[SOURCE DATA]
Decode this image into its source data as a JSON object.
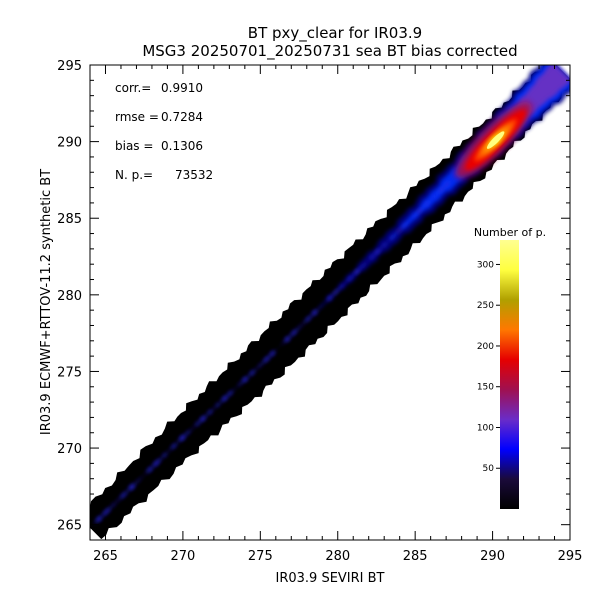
{
  "chart_data": {
    "type": "heatmap",
    "title": "BT pxy_clear for IR03.9",
    "subtitle": "MSG3 20250701_20250731 sea BT bias corrected",
    "xlabel": "IR03.9 SEVIRI BT",
    "ylabel": "IR03.9 ECMWF+RTTOV-11.2 synthetic BT",
    "xlim": [
      264,
      295
    ],
    "ylim": [
      264,
      295
    ],
    "xticks": [
      265,
      270,
      275,
      280,
      285,
      290,
      295
    ],
    "yticks": [
      265,
      270,
      275,
      280,
      285,
      290,
      295
    ],
    "grid": false,
    "stats": [
      {
        "label": "corr.=",
        "value": "0.9910"
      },
      {
        "label": "rmse =",
        "value": "0.7284"
      },
      {
        "label": "bias =",
        "value": "0.1306"
      },
      {
        "label": "N. p.=",
        "value": "73532"
      }
    ],
    "colorbar": {
      "title": "Number of p.",
      "range": [
        0,
        330
      ],
      "ticks": [
        50,
        100,
        150,
        200,
        250,
        300
      ],
      "colors": [
        "#000000",
        "#1a0a3a",
        "#0000ff",
        "#6a2cc8",
        "#a01050",
        "#e60000",
        "#ff7800",
        "#b0a000",
        "#ffff40",
        "#ffff90"
      ]
    },
    "density": {
      "center_line": [
        [
          264,
          264.8
        ],
        [
          270,
          270.7
        ],
        [
          275,
          275.4
        ],
        [
          280,
          280.3
        ],
        [
          285,
          285.2
        ],
        [
          290,
          290.1
        ],
        [
          294.5,
          294.6
        ]
      ],
      "core": {
        "x": 290.2,
        "y": 290.1,
        "max_count": 320
      }
    }
  }
}
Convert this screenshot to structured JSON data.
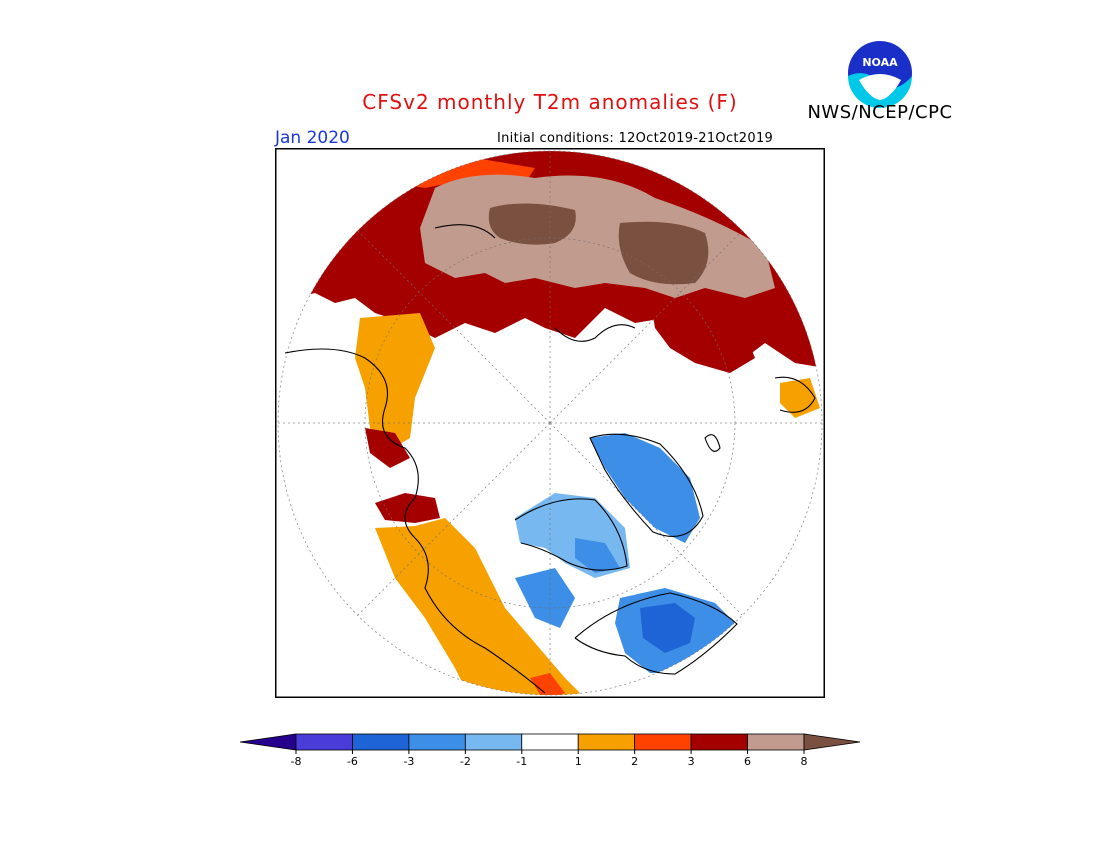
{
  "header": {
    "title": "CFSv2 monthly T2m anomalies (F)",
    "agency": "NWS/NCEP/CPC",
    "logo_text": "NOAA",
    "month": "Jan 2020",
    "init_conditions": "Initial conditions: 12Oct2019-21Oct2019"
  },
  "legend": {
    "colors": [
      "#24008c",
      "#4a3cd8",
      "#1e64d6",
      "#3c8ee6",
      "#78b8f0",
      "#ffffff",
      "#f6a100",
      "#ff4200",
      "#a50000",
      "#c29b8f",
      "#7a5040"
    ],
    "tick_labels": [
      "-8",
      "-6",
      "-3",
      "-2",
      "-1",
      "1",
      "2",
      "3",
      "6",
      "8"
    ]
  }
}
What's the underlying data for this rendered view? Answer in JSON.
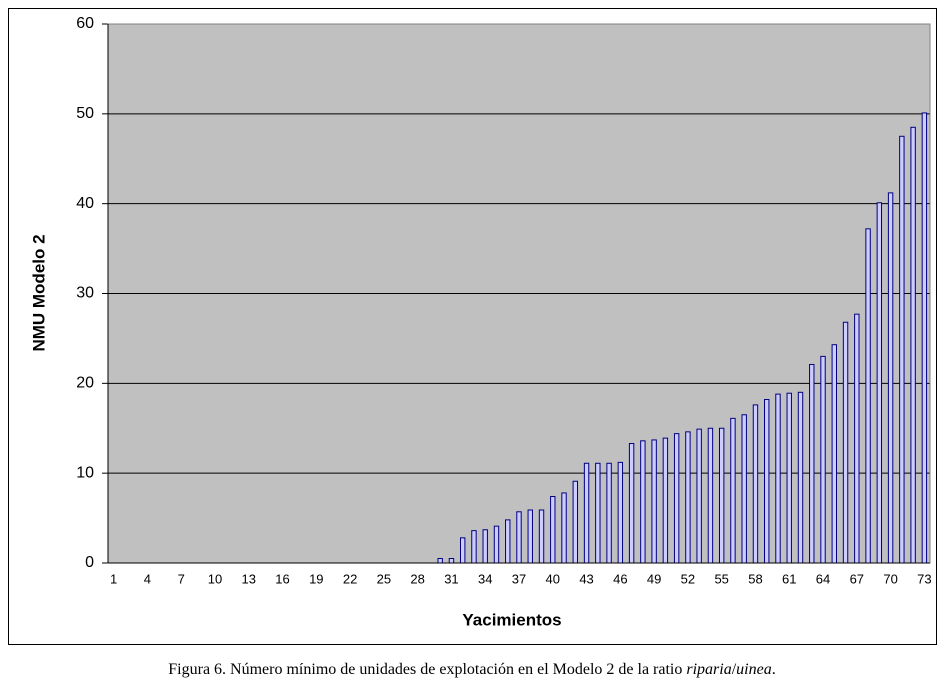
{
  "chart_data": {
    "type": "bar",
    "x_label": "Yacimientos",
    "y_label": "NMU Modelo 2",
    "categories": [
      "1",
      null,
      null,
      "4",
      null,
      null,
      "7",
      null,
      null,
      "10",
      null,
      null,
      "13",
      null,
      null,
      "16",
      null,
      null,
      "19",
      null,
      null,
      "22",
      null,
      null,
      "25",
      null,
      null,
      "28",
      null,
      null,
      "31",
      null,
      null,
      "34",
      null,
      null,
      "37",
      null,
      null,
      "40",
      null,
      null,
      "43",
      null,
      null,
      "46",
      null,
      null,
      "49",
      null,
      null,
      "52",
      null,
      null,
      "55",
      null,
      null,
      "58",
      null,
      null,
      "61",
      null,
      null,
      "64",
      null,
      null,
      "67",
      null,
      null,
      "70",
      null,
      null,
      "73"
    ],
    "values": [
      0,
      0,
      0,
      0,
      0,
      0,
      0,
      0,
      0,
      0,
      0,
      0,
      0,
      0,
      0,
      0,
      0,
      0,
      0,
      0,
      0,
      0,
      0,
      0,
      0,
      0,
      0,
      0,
      0,
      0.5,
      0.5,
      2.8,
      3.6,
      3.7,
      4.1,
      4.8,
      5.7,
      5.9,
      5.9,
      7.4,
      7.8,
      9.1,
      11.1,
      11.1,
      11.1,
      11.2,
      13.3,
      13.6,
      13.7,
      13.9,
      14.4,
      14.6,
      14.9,
      15.0,
      15.0,
      16.1,
      16.5,
      17.6,
      18.2,
      18.8,
      18.9,
      19.0,
      22.1,
      23.0,
      24.3,
      26.8,
      27.7,
      37.2,
      40.1,
      41.2,
      47.5,
      48.5,
      50.1
    ],
    "color": "#ccccff",
    "edge_color": "#000080",
    "background": "#c0c0c0",
    "ylim": [
      0,
      60
    ],
    "yticks": [
      0,
      10,
      20,
      30,
      40,
      50,
      60
    ],
    "grid": true
  },
  "caption": [
    {
      "text": "Figura 6. Número mínimo de unidades de explotación en el Modelo 2 de la ratio ",
      "italic": false
    },
    {
      "text": "riparia",
      "italic": true
    },
    {
      "text": "/",
      "italic": false
    },
    {
      "text": "uinea",
      "italic": true
    },
    {
      "text": ".",
      "italic": false
    }
  ]
}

[THE TASK] Transcribe every record above exactly, leaving out the pictures.

[RESPONSE]
Decode this image into its source data as a JSON object.
{
  "chart_data": {
    "type": "heatmap",
    "title": "BT pxy_clear for IR03.9",
    "subtitle": "MSG3 20250701_20250731 sea BT bias corrected",
    "xlabel": "IR03.9 SEVIRI BT",
    "ylabel": "IR03.9 ECMWF+RTTOV-11.2 synthetic BT",
    "xlim": [
      264,
      295
    ],
    "ylim": [
      264,
      295
    ],
    "xticks": [
      265,
      270,
      275,
      280,
      285,
      290,
      295
    ],
    "yticks": [
      265,
      270,
      275,
      280,
      285,
      290,
      295
    ],
    "grid": false,
    "stats": [
      {
        "label": "corr.=",
        "value": "0.9910"
      },
      {
        "label": "rmse =",
        "value": "0.7284"
      },
      {
        "label": "bias =",
        "value": "0.1306"
      },
      {
        "label": "N. p.=",
        "value": "73532"
      }
    ],
    "colorbar": {
      "title": "Number of p.",
      "range": [
        0,
        330
      ],
      "ticks": [
        50,
        100,
        150,
        200,
        250,
        300
      ],
      "colors": [
        "#000000",
        "#1a0a3a",
        "#0000ff",
        "#6a2cc8",
        "#a01050",
        "#e60000",
        "#ff7800",
        "#b0a000",
        "#ffff40",
        "#ffff90"
      ]
    },
    "density": {
      "center_line": [
        [
          264,
          264.8
        ],
        [
          270,
          270.7
        ],
        [
          275,
          275.4
        ],
        [
          280,
          280.3
        ],
        [
          285,
          285.2
        ],
        [
          290,
          290.1
        ],
        [
          294.5,
          294.6
        ]
      ],
      "core": {
        "x": 290.2,
        "y": 290.1,
        "max_count": 320
      }
    }
  }
}
Convert this screenshot to structured JSON data.
{
  "header": {
    "title": "CFSv2 monthly T2m anomalies (F)",
    "agency": "NWS/NCEP/CPC",
    "logo_text": "NOAA",
    "month": "Jan 2020",
    "init_conditions": "Initial conditions: 12Oct2019-21Oct2019"
  },
  "legend": {
    "colors": [
      "#24008c",
      "#4a3cd8",
      "#1e64d6",
      "#3c8ee6",
      "#78b8f0",
      "#ffffff",
      "#f6a100",
      "#ff4200",
      "#a50000",
      "#c29b8f",
      "#7a5040"
    ],
    "tick_labels": [
      "-8",
      "-6",
      "-3",
      "-2",
      "-1",
      "1",
      "2",
      "3",
      "6",
      "8"
    ]
  }
}
What's the underlying data for this rendered view? Answer in JSON.
{
  "chart_data": {
    "type": "bar",
    "x_label": "Yacimientos",
    "y_label": "NMU Modelo 2",
    "categories": [
      "1",
      null,
      null,
      "4",
      null,
      null,
      "7",
      null,
      null,
      "10",
      null,
      null,
      "13",
      null,
      null,
      "16",
      null,
      null,
      "19",
      null,
      null,
      "22",
      null,
      null,
      "25",
      null,
      null,
      "28",
      null,
      null,
      "31",
      null,
      null,
      "34",
      null,
      null,
      "37",
      null,
      null,
      "40",
      null,
      null,
      "43",
      null,
      null,
      "46",
      null,
      null,
      "49",
      null,
      null,
      "52",
      null,
      null,
      "55",
      null,
      null,
      "58",
      null,
      null,
      "61",
      null,
      null,
      "64",
      null,
      null,
      "67",
      null,
      null,
      "70",
      null,
      null,
      "73"
    ],
    "values": [
      0,
      0,
      0,
      0,
      0,
      0,
      0,
      0,
      0,
      0,
      0,
      0,
      0,
      0,
      0,
      0,
      0,
      0,
      0,
      0,
      0,
      0,
      0,
      0,
      0,
      0,
      0,
      0,
      0,
      0.5,
      0.5,
      2.8,
      3.6,
      3.7,
      4.1,
      4.8,
      5.7,
      5.9,
      5.9,
      7.4,
      7.8,
      9.1,
      11.1,
      11.1,
      11.1,
      11.2,
      13.3,
      13.6,
      13.7,
      13.9,
      14.4,
      14.6,
      14.9,
      15.0,
      15.0,
      16.1,
      16.5,
      17.6,
      18.2,
      18.8,
      18.9,
      19.0,
      22.1,
      23.0,
      24.3,
      26.8,
      27.7,
      37.2,
      40.1,
      41.2,
      47.5,
      48.5,
      50.1
    ],
    "color": "#ccccff",
    "edge_color": "#000080",
    "background": "#c0c0c0",
    "ylim": [
      0,
      60
    ],
    "yticks": [
      0,
      10,
      20,
      30,
      40,
      50,
      60
    ],
    "grid": true
  },
  "caption": [
    {
      "text": "Figura 6. Número mínimo de unidades de explotación en el Modelo 2 de la ratio ",
      "italic": false
    },
    {
      "text": "riparia",
      "italic": true
    },
    {
      "text": "/",
      "italic": false
    },
    {
      "text": "uinea",
      "italic": true
    },
    {
      "text": ".",
      "italic": false
    }
  ]
}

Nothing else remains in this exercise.